━━ SOURCE DATA
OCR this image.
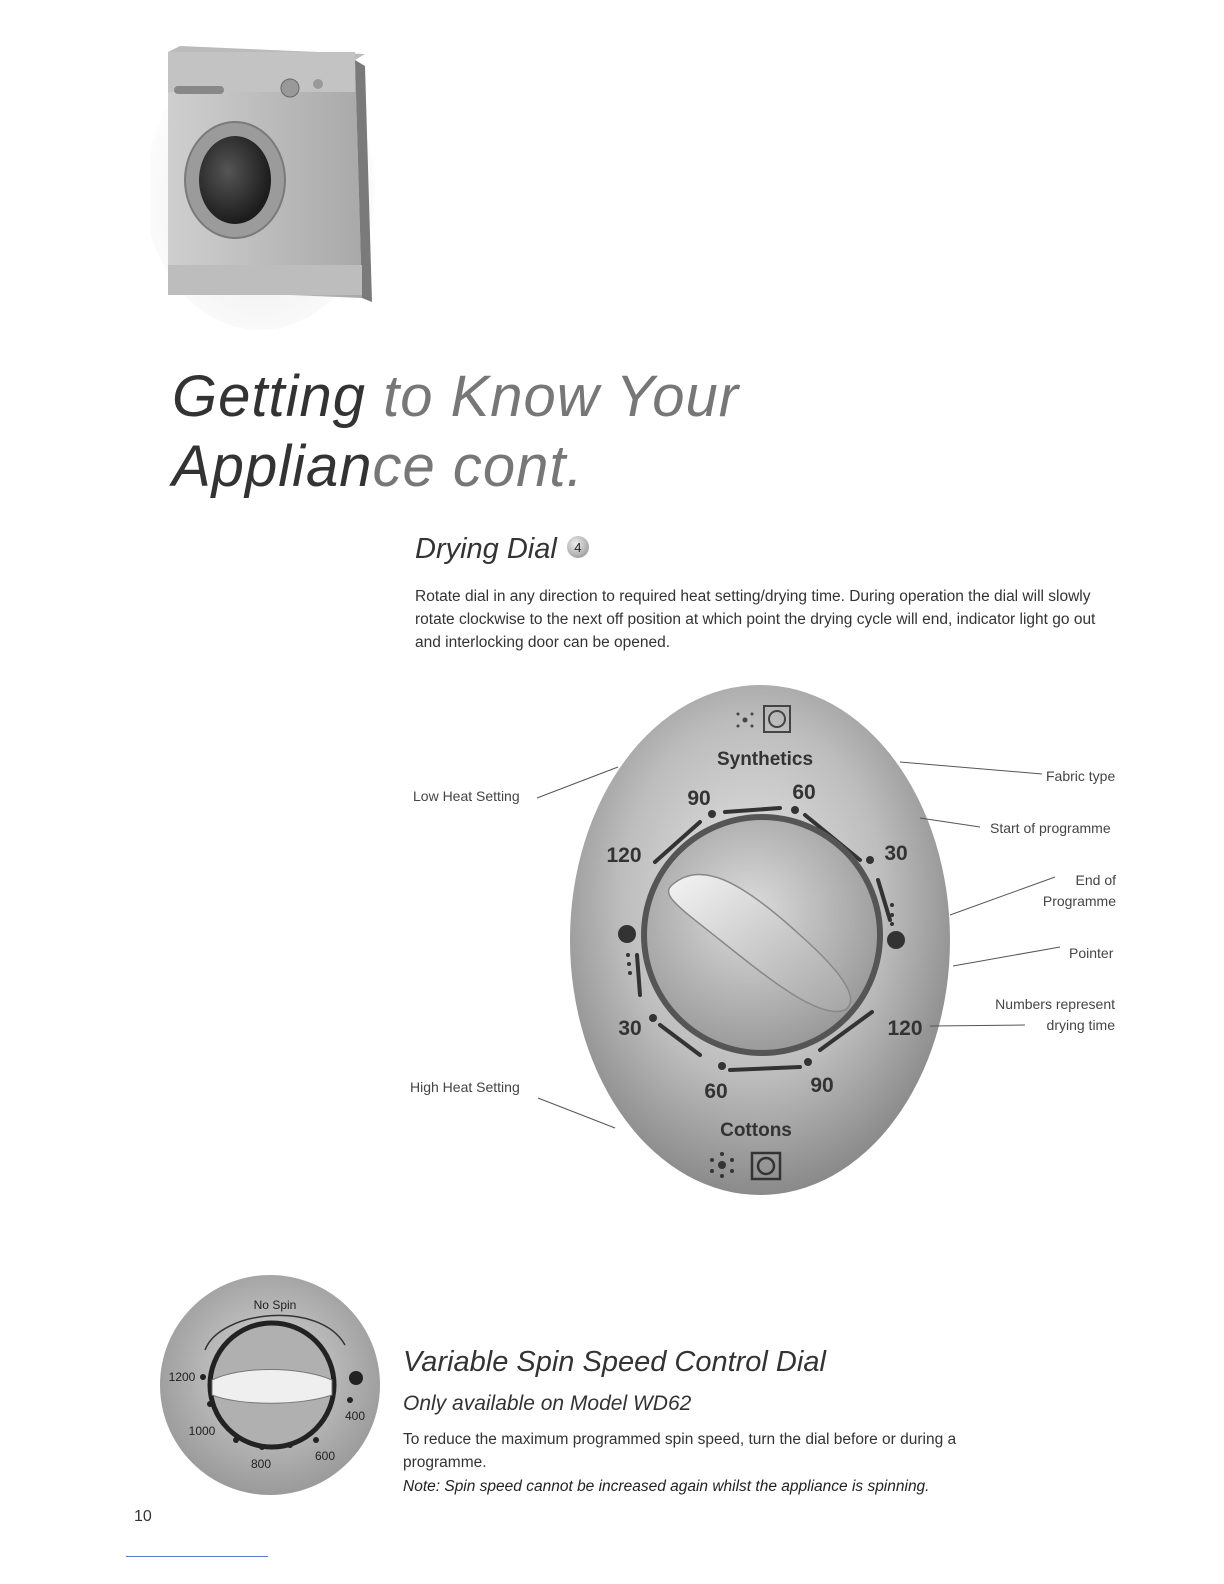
Getting to Know Your
Appliance cont.
Drying Dial 4
Rotate dial in any direction to required heat setting/drying time. During operation the dial will slowly rotate clockwise to the next off position at which point the drying cycle will end, indicator light go out and interlocking door can be opened.
Synthetics
90	60
120	30
30	120
60	90
Cottons
No Spin
1200
1000
800
600
400
Low Heat Setting
High Heat Setting
Fabric type
Start of programme
End of
Programme
Pointer
Numbers represent
drying time
Variable Spin Speed Control Dial
Only available on Model WD62
To reduce the maximum programmed spin speed, turn the dial before or during a programme.
Note: Spin speed cannot be increased again whilst the appliance is spinning.
10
━━━━
**WHAT TO WORK ON**
Output every entry verbatim. Pictures do not belong in the copy.

**WRITTEN ANSWER**
OCR this image.
Getting to Know Your
Appliance cont.
Drying Dial 4
Rotate dial in any direction to required heat setting/drying time. During operation the dial will slowly rotate clockwise to the next off position at which point the drying cycle will end, indicator light go out and interlocking door can be opened.
Synthetics
90	60
120	30
30	120
60	90
Cottons
No Spin
1200
1000
800
600
400
Low Heat Setting
High Heat Setting
Fabric type
Start of programme
End of
Programme
Pointer
Numbers represent
drying time
Variable Spin Speed Control Dial
Only available on Model WD62
To reduce the maximum programmed spin speed, turn the dial before or during a programme.
Note: Spin speed cannot be increased again whilst the appliance is spinning.
10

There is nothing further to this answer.